» **Objective**:
Set down each record exactly as written.

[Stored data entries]
· · ·

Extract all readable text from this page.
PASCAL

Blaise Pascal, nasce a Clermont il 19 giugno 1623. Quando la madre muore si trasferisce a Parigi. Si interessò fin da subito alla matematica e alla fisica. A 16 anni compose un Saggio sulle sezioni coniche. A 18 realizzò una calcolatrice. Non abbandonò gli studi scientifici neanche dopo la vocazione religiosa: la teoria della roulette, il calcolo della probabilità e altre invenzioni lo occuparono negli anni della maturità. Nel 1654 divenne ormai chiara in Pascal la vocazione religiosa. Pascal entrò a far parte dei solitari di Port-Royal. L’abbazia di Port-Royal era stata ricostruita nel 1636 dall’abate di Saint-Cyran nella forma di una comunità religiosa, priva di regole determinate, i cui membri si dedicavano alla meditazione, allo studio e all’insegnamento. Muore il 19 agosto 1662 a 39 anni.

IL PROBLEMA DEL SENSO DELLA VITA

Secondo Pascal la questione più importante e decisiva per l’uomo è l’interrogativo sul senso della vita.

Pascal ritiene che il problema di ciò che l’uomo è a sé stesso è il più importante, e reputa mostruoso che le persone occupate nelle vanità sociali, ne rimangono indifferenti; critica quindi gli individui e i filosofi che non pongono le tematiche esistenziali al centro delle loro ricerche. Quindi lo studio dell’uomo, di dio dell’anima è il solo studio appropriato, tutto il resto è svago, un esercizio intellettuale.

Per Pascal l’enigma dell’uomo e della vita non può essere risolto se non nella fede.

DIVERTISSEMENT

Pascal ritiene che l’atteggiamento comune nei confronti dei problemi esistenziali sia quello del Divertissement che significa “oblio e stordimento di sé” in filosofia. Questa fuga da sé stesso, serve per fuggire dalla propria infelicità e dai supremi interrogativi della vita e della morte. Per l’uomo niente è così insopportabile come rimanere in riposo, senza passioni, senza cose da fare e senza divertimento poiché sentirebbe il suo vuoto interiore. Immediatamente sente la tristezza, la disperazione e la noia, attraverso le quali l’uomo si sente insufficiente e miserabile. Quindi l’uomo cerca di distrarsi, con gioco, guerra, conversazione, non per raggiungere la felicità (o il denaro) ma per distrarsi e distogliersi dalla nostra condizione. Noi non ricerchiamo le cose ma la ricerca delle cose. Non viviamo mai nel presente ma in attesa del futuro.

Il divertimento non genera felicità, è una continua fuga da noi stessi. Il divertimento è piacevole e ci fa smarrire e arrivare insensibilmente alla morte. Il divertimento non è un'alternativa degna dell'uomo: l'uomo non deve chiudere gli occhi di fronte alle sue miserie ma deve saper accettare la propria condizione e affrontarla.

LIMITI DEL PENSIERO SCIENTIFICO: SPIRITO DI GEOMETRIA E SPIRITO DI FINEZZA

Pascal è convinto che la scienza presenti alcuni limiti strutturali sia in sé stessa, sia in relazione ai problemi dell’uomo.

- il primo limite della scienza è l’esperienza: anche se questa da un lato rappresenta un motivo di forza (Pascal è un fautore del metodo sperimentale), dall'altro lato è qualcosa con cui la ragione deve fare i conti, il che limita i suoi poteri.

· · ·

» **Written answer**:
Extract all readable text from this page.
PASCAL

Blaise Pascal, nasce a Clermont il 19 giugno 1623. Quando la madre muore si trasferisce a Parigi. Si interessò fin da subito alla matematica e alla fisica. A 16 anni compose un Saggio sulle sezioni coniche. A 18 realizzò una calcolatrice. Non abbandonò gli studi scientifici neanche dopo la vocazione religiosa: la teoria della roulette, il calcolo della probabilità e altre invenzioni lo occuparono negli anni della maturità. Nel 1654 divenne ormai chiara in Pascal la vocazione religiosa. Pascal entrò a far parte dei solitari di Port-Royal. L’abbazia di Port-Royal era stata ricostruita nel 1636 dall’abate di Saint-Cyran nella forma di una comunità religiosa, priva di regole determinate, i cui membri si dedicavano alla meditazione, allo studio e all’insegnamento. Muore il 19 agosto 1662 a 39 anni.

IL PROBLEMA DEL SENSO DELLA VITA

Secondo Pascal la questione più importante e decisiva per l’uomo è l’interrogativo sul senso della vita.

Pascal ritiene che il problema di ciò che l’uomo è a sé stesso è il più importante, e reputa mostruoso che le persone occupate nelle vanità sociali, ne rimangono indifferenti; critica quindi gli individui e i filosofi che non pongono le tematiche esistenziali al centro delle loro ricerche. Quindi lo studio dell’uomo, di dio dell’anima è il solo studio appropriato, tutto il resto è svago, un esercizio intellettuale.

Per Pascal l’enigma dell’uomo e della vita non può essere risolto se non nella fede.

DIVERTISSEMENT

Pascal ritiene che l’atteggiamento comune nei confronti dei problemi esistenziali sia quello del Divertissement che significa “oblio e stordimento di sé” in filosofia. Questa fuga da sé stesso, serve per fuggire dalla propria infelicità e dai supremi interrogativi della vita e della morte. Per l’uomo niente è così insopportabile come rimanere in riposo, senza passioni, senza cose da fare e senza divertimento poiché sentirebbe il suo vuoto interiore. Immediatamente sente la tristezza, la disperazione e la noia, attraverso le quali l’uomo si sente insufficiente e miserabile. Quindi l’uomo cerca di distrarsi, con gioco, guerra, conversazione, non per raggiungere la felicità (o il denaro) ma per distrarsi e distogliersi dalla nostra condizione. Noi non ricerchiamo le cose ma la ricerca delle cose. Non viviamo mai nel presente ma in attesa del futuro.

Il divertimento non genera felicità, è una continua fuga da noi stessi. Il divertimento è piacevole e ci fa smarrire e arrivare insensibilmente alla morte. Il divertimento non è un'alternativa degna dell'uomo: l'uomo non deve chiudere gli occhi di fronte alle sue miserie ma deve saper accettare la propria condizione e affrontarla.

LIMITI DEL PENSIERO SCIENTIFICO: SPIRITO DI GEOMETRIA E SPIRITO DI FINEZZA

Pascal è convinto che la scienza presenti alcuni limiti strutturali sia in sé stessa, sia in relazione ai problemi dell’uomo.

- il primo limite della scienza è l’esperienza: anche se questa da un lato rappresenta un motivo di forza (Pascal è un fautore del metodo sperimentale), dall'altro lato è qualcosa con cui la ragione deve fare i conti, il che limita i suoi poteri.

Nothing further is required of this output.